[Source records]

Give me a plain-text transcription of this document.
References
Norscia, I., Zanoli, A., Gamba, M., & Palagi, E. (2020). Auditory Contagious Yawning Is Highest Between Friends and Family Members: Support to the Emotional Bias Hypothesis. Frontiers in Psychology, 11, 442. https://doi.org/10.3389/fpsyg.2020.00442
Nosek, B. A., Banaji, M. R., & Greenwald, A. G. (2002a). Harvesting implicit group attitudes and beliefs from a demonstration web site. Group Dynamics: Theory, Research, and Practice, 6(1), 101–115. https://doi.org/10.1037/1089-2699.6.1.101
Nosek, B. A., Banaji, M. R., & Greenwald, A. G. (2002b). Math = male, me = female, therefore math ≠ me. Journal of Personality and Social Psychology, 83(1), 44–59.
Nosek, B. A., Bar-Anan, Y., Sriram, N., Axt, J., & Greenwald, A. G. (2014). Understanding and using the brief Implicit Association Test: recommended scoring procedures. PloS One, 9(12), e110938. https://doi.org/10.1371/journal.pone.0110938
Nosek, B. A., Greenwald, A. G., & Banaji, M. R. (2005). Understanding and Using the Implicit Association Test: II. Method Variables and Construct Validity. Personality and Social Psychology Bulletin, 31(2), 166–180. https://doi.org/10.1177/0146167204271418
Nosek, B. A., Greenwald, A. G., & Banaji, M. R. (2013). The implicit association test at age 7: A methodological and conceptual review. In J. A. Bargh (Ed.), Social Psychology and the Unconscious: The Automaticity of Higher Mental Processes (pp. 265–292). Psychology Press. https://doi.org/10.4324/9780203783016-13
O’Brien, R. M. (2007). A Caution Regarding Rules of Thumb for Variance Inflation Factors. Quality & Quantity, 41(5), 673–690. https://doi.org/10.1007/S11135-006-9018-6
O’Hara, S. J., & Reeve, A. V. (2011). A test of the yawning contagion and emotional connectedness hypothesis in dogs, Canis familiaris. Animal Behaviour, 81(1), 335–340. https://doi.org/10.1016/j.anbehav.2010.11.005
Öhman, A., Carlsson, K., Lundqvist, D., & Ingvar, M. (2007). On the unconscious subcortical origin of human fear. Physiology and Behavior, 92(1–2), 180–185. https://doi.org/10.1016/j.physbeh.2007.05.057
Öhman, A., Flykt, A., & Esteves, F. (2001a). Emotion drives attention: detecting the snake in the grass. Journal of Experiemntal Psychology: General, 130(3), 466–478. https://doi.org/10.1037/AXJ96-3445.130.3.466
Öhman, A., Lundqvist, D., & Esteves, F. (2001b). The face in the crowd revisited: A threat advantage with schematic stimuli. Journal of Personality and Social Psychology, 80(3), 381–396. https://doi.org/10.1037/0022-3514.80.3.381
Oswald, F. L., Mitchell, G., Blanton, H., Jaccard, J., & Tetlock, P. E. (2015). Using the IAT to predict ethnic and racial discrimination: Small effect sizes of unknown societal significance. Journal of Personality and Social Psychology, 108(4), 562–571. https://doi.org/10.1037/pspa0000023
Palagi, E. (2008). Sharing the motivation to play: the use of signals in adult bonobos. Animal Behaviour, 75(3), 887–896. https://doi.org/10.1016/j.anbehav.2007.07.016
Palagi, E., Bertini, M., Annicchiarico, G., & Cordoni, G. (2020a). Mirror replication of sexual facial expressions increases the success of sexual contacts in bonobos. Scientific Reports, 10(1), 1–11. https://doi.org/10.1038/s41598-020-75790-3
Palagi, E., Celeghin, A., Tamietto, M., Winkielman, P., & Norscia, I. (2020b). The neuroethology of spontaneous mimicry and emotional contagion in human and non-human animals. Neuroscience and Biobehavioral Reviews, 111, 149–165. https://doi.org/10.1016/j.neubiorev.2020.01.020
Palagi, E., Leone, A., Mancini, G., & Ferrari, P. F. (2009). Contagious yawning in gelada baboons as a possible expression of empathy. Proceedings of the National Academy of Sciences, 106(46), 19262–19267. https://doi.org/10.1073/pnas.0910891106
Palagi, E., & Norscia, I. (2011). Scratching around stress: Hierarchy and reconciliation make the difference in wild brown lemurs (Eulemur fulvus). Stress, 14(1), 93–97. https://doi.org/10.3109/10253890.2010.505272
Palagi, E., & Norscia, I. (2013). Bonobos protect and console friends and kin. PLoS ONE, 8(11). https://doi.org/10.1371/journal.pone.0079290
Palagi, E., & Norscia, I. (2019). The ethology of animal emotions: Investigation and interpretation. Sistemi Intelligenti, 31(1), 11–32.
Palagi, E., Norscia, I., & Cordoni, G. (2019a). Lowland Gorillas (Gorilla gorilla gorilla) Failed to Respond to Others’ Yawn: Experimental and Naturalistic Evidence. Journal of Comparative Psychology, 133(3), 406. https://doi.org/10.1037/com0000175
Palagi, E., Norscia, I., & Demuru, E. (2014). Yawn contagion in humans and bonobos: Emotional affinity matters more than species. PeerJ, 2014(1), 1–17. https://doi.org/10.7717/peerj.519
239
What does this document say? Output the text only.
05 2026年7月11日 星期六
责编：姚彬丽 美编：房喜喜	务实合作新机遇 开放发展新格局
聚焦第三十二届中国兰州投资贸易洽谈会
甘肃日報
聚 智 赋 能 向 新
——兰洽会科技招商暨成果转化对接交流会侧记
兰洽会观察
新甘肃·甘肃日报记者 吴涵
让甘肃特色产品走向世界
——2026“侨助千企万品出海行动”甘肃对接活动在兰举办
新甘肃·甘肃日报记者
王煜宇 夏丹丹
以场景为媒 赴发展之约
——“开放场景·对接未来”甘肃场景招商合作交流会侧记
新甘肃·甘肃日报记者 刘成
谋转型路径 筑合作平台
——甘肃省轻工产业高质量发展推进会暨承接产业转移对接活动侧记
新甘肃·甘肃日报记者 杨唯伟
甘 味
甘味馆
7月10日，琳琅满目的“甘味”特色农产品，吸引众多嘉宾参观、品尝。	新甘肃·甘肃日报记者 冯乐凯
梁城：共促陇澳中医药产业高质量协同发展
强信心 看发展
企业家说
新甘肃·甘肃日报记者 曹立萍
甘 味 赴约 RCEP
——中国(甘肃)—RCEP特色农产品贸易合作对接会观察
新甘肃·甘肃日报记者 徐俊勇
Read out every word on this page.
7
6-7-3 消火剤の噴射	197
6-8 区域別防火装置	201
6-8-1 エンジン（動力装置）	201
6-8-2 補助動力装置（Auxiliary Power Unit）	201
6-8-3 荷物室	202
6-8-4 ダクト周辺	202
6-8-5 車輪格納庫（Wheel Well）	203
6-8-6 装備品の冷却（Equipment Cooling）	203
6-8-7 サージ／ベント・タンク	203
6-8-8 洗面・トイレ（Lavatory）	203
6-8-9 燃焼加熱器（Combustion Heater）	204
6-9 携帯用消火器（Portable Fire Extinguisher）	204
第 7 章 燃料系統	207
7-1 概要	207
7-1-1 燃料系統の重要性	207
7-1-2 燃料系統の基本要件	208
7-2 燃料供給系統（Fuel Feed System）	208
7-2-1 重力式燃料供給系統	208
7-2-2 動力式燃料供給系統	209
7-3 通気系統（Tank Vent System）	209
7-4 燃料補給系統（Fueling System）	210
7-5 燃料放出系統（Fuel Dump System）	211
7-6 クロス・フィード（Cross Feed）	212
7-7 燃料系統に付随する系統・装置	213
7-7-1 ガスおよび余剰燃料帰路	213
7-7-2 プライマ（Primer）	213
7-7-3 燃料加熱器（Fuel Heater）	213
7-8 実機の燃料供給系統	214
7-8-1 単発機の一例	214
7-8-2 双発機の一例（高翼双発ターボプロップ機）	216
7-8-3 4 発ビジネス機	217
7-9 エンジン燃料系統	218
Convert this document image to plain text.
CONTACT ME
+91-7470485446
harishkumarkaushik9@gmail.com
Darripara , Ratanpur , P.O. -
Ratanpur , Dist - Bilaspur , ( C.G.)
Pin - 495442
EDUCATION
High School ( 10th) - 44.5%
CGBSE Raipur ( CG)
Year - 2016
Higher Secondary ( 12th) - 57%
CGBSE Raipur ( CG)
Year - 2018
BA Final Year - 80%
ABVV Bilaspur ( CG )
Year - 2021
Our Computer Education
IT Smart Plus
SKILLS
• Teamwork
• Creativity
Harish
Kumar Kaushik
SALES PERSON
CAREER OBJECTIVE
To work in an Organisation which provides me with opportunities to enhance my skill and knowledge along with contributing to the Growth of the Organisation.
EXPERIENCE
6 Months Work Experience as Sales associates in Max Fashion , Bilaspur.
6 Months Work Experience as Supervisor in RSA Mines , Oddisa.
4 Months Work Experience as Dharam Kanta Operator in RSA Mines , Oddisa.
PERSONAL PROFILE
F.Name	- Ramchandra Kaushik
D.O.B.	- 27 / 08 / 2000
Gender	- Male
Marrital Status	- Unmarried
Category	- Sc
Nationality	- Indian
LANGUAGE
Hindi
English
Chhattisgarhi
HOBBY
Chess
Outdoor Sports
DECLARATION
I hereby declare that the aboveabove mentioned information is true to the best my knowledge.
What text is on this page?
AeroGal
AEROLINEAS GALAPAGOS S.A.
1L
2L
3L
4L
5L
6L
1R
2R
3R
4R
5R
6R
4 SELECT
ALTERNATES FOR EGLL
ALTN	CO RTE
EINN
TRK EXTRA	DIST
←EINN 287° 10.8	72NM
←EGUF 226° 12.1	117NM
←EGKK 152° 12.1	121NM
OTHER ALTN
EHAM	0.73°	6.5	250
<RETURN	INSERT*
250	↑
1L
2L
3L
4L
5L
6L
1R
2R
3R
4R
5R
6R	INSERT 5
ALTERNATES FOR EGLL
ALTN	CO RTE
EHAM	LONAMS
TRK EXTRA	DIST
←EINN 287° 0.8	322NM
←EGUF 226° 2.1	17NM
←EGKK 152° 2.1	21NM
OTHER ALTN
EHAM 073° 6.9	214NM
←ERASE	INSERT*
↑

DIRECTIONS ▸ Produce an exact repeat of the lines from the one containing "What text is on this page?" through the last line of the data, and nothing more.

REPLY TO THE EXERCISE ▸
What text is on this page?
AeroGal
AEROLINEAS GALAPAGOS S.A.
1L
2L
3L
4L
5L
6L
1R
2R
3R
4R
5R
6R
4 SELECT
ALTERNATES FOR EGLL
ALTN	CO RTE
EINN
TRK EXTRA	DIST
←EINN 287° 10.8	72NM
←EGUF 226° 12.1	117NM
←EGKK 152° 12.1	121NM
OTHER ALTN
EHAM	0.73°	6.5	250
<RETURN	INSERT*
250	↑
1L
2L
3L
4L
5L
6L
1R
2R
3R
4R
5R
6R	INSERT 5
ALTERNATES FOR EGLL
ALTN	CO RTE
EHAM	LONAMS
TRK EXTRA	DIST
←EINN 287° 0.8	322NM
←EGUF 226° 2.1	17NM
←EGKK 152° 2.1	21NM
OTHER ALTN
EHAM 073° 6.9	214NM
←ERASE	INSERT*
↑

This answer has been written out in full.